» **Task brief**:
How many lines in these records hold the string "told"? Reply with the number alone.

» **Raw data**:
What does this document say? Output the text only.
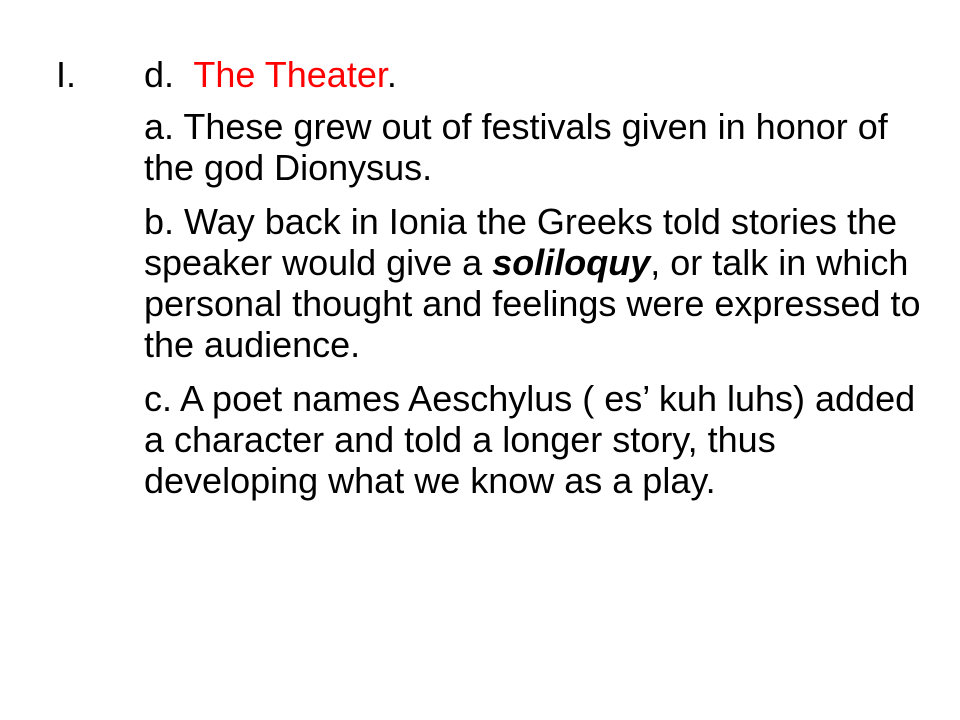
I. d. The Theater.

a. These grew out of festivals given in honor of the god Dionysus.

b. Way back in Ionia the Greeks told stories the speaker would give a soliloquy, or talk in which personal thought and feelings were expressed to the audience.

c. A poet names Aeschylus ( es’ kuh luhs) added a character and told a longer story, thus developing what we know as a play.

» **Problem solution**:
2